Extract each line of the material that follows exactly and omit its pictures.

------------------------------------------------

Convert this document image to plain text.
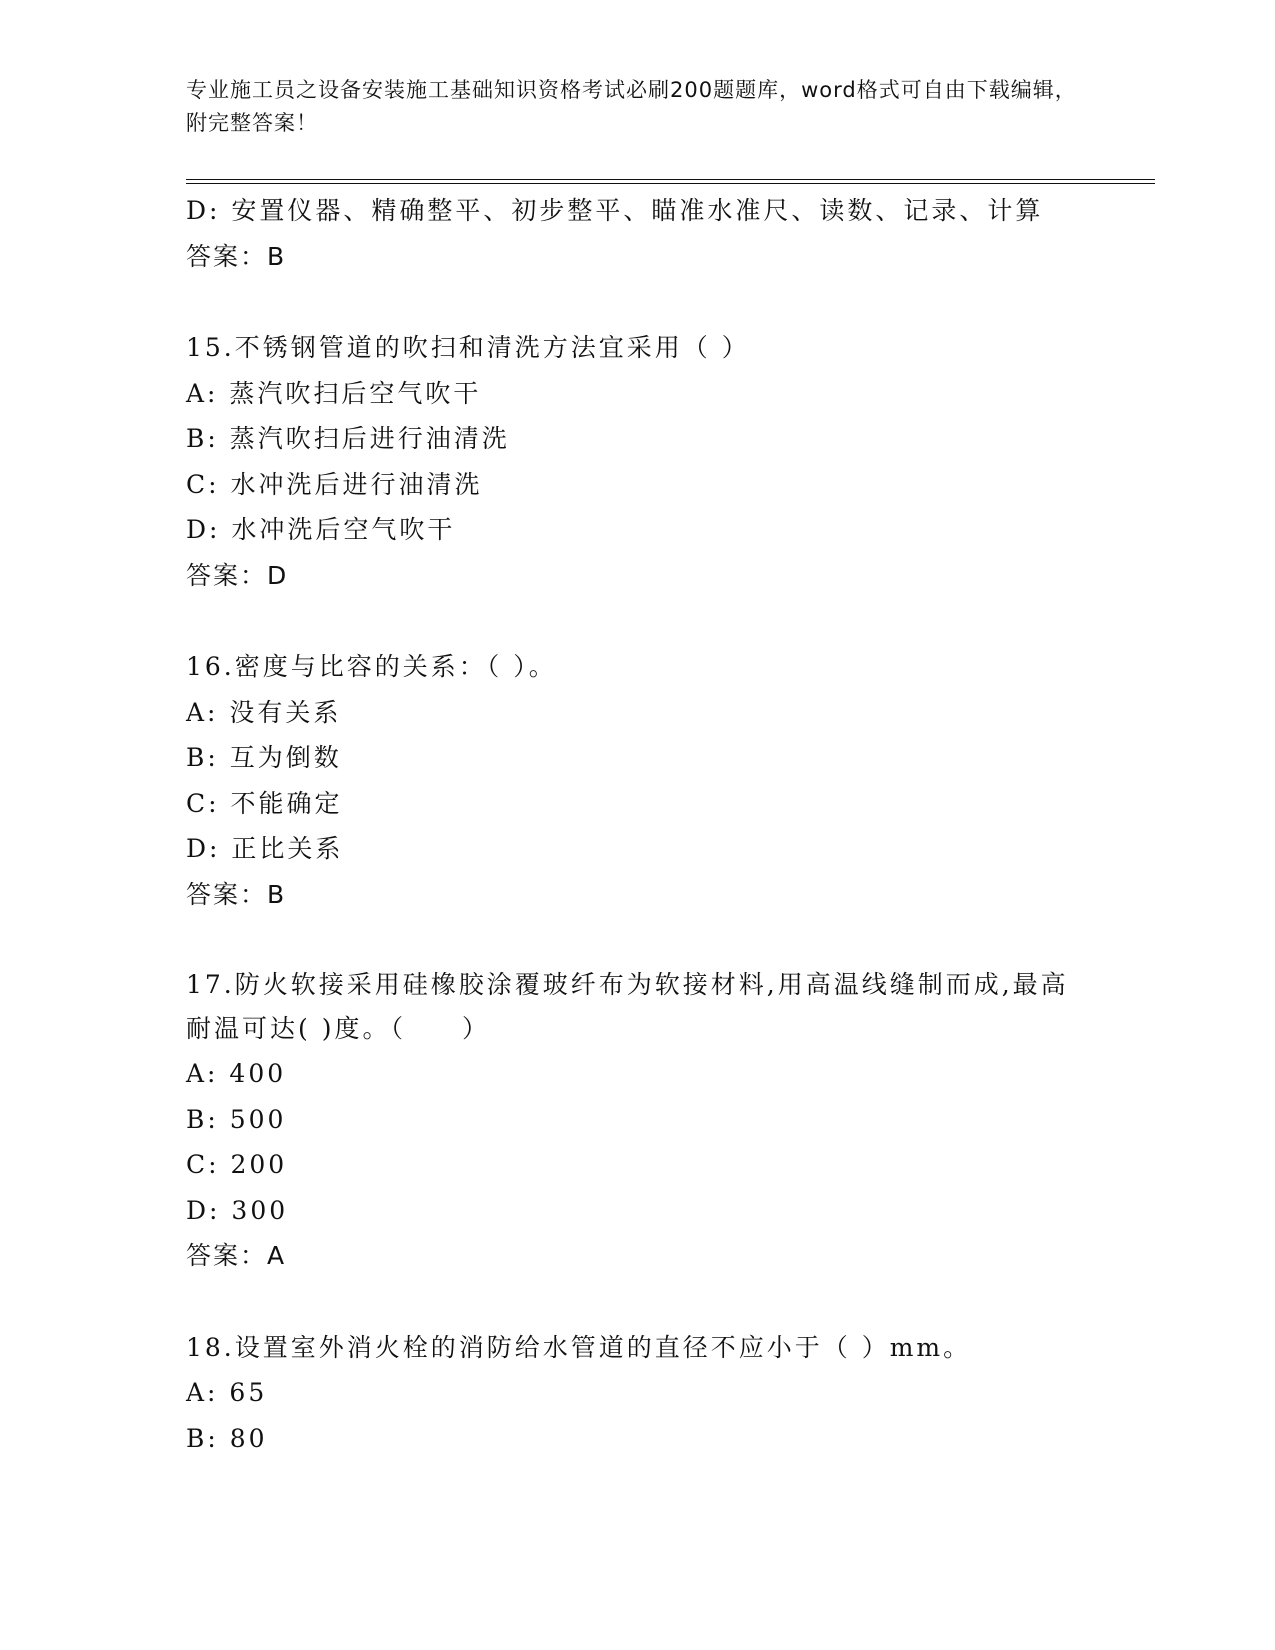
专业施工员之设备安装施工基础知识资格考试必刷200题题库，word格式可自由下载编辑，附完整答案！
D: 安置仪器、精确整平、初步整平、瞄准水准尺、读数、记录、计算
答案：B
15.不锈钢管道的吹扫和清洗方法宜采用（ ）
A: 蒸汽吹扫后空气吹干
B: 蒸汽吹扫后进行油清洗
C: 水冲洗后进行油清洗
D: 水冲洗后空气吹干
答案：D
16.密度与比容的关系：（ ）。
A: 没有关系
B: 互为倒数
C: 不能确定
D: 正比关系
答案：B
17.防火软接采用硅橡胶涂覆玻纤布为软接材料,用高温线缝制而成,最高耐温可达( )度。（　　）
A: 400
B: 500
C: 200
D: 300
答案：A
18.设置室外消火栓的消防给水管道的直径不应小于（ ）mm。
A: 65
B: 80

------------------------------------------------

● TASK RESULT
Convert this document image to plain text.
专业施工员之设备安装施工基础知识资格考试必刷200题题库，word格式可自由下载编辑，附完整答案！
D: 安置仪器、精确整平、初步整平、瞄准水准尺、读数、记录、计算
答案：B
15.不锈钢管道的吹扫和清洗方法宜采用（ ）
A: 蒸汽吹扫后空气吹干
B: 蒸汽吹扫后进行油清洗
C: 水冲洗后进行油清洗
D: 水冲洗后空气吹干
答案：D
16.密度与比容的关系：（ ）。
A: 没有关系
B: 互为倒数
C: 不能确定
D: 正比关系
答案：B
17.防火软接采用硅橡胶涂覆玻纤布为软接材料,用高温线缝制而成,最高耐温可达( )度。（　　）
A: 400
B: 500
C: 200
D: 300
答案：A
18.设置室外消火栓的消防给水管道的直径不应小于（ ）mm。
A: 65
B: 80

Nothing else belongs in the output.